> **WRITTEN INSTRUCTION**
It is required that all of the data be written out exactly.

> **RECORDS FOR THIS TASK**
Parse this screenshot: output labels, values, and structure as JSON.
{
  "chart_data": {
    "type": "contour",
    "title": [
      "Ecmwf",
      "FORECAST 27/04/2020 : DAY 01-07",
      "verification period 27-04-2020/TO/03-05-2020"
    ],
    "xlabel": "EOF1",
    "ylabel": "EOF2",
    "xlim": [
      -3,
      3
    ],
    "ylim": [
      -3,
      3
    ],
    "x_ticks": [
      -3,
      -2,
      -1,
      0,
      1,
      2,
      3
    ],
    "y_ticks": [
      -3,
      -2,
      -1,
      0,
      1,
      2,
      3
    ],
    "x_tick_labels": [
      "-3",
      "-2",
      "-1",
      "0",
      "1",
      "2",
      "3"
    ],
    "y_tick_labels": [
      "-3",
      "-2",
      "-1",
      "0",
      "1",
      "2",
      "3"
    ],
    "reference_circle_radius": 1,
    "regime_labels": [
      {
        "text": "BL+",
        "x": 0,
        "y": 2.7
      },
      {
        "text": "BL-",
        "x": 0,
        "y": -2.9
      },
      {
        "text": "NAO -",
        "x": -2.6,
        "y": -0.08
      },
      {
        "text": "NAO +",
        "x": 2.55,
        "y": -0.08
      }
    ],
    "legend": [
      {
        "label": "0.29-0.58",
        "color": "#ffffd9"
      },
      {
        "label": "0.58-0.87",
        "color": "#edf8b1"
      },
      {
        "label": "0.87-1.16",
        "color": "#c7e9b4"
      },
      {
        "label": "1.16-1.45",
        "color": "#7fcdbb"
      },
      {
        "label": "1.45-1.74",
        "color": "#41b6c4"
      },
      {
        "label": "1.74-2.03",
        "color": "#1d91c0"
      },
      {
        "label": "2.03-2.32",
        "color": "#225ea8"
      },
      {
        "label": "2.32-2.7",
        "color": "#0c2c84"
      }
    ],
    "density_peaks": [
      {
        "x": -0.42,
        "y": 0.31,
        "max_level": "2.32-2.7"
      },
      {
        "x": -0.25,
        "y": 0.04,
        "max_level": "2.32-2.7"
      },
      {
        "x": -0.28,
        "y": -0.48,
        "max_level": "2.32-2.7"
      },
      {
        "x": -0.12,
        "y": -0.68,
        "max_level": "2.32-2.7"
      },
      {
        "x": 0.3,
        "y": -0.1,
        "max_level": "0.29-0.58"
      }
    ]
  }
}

> **EXERCISE SOLUTION**
Parse this screenshot: output labels, values, and structure as JSON.
{
  "chart_data": {
    "type": "contour",
    "title": [
      "Ecmwf",
      "FORECAST 27/04/2020 : DAY 01-07",
      "verification period 27-04-2020/TO/03-05-2020"
    ],
    "xlabel": "EOF1",
    "ylabel": "EOF2",
    "xlim": [
      -3,
      3
    ],
    "ylim": [
      -3,
      3
    ],
    "x_ticks": [
      -3,
      -2,
      -1,
      0,
      1,
      2,
      3
    ],
    "y_ticks": [
      -3,
      -2,
      -1,
      0,
      1,
      2,
      3
    ],
    "x_tick_labels": [
      "-3",
      "-2",
      "-1",
      "0",
      "1",
      "2",
      "3"
    ],
    "y_tick_labels": [
      "-3",
      "-2",
      "-1",
      "0",
      "1",
      "2",
      "3"
    ],
    "reference_circle_radius": 1,
    "regime_labels": [
      {
        "text": "BL+",
        "x": 0,
        "y": 2.7
      },
      {
        "text": "BL-",
        "x": 0,
        "y": -2.9
      },
      {
        "text": "NAO -",
        "x": -2.6,
        "y": -0.08
      },
      {
        "text": "NAO +",
        "x": 2.55,
        "y": -0.08
      }
    ],
    "legend": [
      {
        "label": "0.29-0.58",
        "color": "#ffffd9"
      },
      {
        "label": "0.58-0.87",
        "color": "#edf8b1"
      },
      {
        "label": "0.87-1.16",
        "color": "#c7e9b4"
      },
      {
        "label": "1.16-1.45",
        "color": "#7fcdbb"
      },
      {
        "label": "1.45-1.74",
        "color": "#41b6c4"
      },
      {
        "label": "1.74-2.03",
        "color": "#1d91c0"
      },
      {
        "label": "2.03-2.32",
        "color": "#225ea8"
      },
      {
        "label": "2.32-2.7",
        "color": "#0c2c84"
      }
    ],
    "density_peaks": [
      {
        "x": -0.42,
        "y": 0.31,
        "max_level": "2.32-2.7"
      },
      {
        "x": -0.25,
        "y": 0.04,
        "max_level": "2.32-2.7"
      },
      {
        "x": -0.28,
        "y": -0.48,
        "max_level": "2.32-2.7"
      },
      {
        "x": -0.12,
        "y": -0.68,
        "max_level": "2.32-2.7"
      },
      {
        "x": 0.3,
        "y": -0.1,
        "max_level": "0.29-0.58"
      }
    ]
  }
}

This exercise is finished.